- **Written problem**: Collect every line in the records below that contains the word "副总经理".

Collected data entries
——————————
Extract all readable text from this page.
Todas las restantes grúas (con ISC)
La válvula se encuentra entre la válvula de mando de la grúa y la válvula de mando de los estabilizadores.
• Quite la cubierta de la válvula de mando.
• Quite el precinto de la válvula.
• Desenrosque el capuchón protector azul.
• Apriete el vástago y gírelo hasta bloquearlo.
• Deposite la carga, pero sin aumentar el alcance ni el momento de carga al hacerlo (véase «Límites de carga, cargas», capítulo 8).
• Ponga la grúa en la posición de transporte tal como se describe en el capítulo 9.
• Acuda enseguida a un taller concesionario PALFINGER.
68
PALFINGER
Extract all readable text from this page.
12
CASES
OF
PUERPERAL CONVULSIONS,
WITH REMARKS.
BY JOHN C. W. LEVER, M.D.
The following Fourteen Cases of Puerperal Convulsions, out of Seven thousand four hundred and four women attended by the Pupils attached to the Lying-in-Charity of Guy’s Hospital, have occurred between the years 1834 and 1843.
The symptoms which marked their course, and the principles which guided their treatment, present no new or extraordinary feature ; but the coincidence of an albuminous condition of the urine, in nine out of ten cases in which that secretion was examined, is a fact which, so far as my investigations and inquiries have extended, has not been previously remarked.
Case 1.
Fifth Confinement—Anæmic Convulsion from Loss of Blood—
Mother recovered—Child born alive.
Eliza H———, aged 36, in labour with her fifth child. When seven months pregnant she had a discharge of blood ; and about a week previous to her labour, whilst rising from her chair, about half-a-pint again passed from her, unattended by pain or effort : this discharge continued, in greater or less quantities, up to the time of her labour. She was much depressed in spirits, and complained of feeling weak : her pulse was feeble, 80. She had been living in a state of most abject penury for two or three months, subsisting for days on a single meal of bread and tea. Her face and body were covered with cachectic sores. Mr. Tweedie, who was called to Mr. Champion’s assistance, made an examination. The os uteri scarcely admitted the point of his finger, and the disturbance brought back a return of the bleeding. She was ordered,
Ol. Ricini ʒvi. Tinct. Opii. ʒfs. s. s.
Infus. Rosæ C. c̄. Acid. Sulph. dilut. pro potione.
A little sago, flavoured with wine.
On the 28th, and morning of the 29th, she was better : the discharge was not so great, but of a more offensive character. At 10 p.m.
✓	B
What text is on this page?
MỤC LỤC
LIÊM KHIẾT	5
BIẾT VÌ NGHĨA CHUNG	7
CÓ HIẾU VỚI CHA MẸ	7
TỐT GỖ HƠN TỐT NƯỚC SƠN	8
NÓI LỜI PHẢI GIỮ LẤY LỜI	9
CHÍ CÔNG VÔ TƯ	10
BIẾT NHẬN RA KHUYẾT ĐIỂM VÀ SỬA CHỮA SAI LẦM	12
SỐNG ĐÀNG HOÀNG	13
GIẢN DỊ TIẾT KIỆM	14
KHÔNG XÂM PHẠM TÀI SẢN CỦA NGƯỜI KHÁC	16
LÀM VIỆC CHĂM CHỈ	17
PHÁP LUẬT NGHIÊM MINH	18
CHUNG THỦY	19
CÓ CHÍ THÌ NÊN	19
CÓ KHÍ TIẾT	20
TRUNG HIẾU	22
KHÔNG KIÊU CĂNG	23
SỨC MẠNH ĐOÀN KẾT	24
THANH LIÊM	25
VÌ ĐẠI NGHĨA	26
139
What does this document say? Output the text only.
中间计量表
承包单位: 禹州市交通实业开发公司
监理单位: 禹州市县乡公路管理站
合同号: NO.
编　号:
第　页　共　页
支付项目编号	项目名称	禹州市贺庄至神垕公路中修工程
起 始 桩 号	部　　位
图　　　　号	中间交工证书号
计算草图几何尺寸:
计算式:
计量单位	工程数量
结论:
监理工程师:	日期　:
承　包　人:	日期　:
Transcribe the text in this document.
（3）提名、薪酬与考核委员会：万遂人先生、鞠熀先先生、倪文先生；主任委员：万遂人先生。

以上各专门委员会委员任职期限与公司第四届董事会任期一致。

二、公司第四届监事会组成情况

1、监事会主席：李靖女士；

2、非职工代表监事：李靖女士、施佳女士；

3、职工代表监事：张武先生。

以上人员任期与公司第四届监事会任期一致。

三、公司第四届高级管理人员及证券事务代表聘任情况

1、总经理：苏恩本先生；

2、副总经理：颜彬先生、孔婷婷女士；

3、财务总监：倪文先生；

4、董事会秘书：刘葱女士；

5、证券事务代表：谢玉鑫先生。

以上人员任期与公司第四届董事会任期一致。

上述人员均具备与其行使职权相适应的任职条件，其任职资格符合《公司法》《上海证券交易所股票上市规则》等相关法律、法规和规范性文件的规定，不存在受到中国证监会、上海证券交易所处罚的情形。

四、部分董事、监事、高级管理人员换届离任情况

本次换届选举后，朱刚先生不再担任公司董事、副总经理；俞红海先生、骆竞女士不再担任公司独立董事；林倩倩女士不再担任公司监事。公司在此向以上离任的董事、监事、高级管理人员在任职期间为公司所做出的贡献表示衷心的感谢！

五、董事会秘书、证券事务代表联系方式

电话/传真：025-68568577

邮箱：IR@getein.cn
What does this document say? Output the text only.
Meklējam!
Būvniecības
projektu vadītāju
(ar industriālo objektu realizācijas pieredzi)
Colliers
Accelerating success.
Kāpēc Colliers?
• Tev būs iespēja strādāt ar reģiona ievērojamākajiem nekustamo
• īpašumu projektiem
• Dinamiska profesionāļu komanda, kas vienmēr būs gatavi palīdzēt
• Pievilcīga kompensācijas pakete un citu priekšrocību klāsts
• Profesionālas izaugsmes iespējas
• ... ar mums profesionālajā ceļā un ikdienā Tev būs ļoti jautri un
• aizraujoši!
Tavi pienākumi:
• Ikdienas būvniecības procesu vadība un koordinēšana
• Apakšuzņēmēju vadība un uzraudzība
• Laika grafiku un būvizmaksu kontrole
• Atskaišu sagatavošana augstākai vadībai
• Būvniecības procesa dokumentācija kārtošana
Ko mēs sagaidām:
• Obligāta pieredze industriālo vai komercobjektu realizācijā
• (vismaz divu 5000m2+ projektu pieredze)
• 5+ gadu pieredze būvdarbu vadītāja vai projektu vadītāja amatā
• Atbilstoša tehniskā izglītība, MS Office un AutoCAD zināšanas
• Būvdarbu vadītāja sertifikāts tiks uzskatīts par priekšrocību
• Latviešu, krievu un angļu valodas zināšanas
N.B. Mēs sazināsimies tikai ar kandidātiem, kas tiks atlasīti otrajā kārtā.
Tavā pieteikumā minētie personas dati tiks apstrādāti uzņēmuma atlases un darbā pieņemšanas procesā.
——————————
- **The output**:
2、副总经理：颜彬先生、孔婷婷女士；
本次换届选举后，朱刚先生不再担任公司董事、副总经理；俞红海先生、骆竞女士不再担任公司独立董事；林倩倩女士不再担任公司监事。公司在此向以上离任的董事、监事、高级管理人员在任职期间为公司所做出的贡献表示衷心的感谢！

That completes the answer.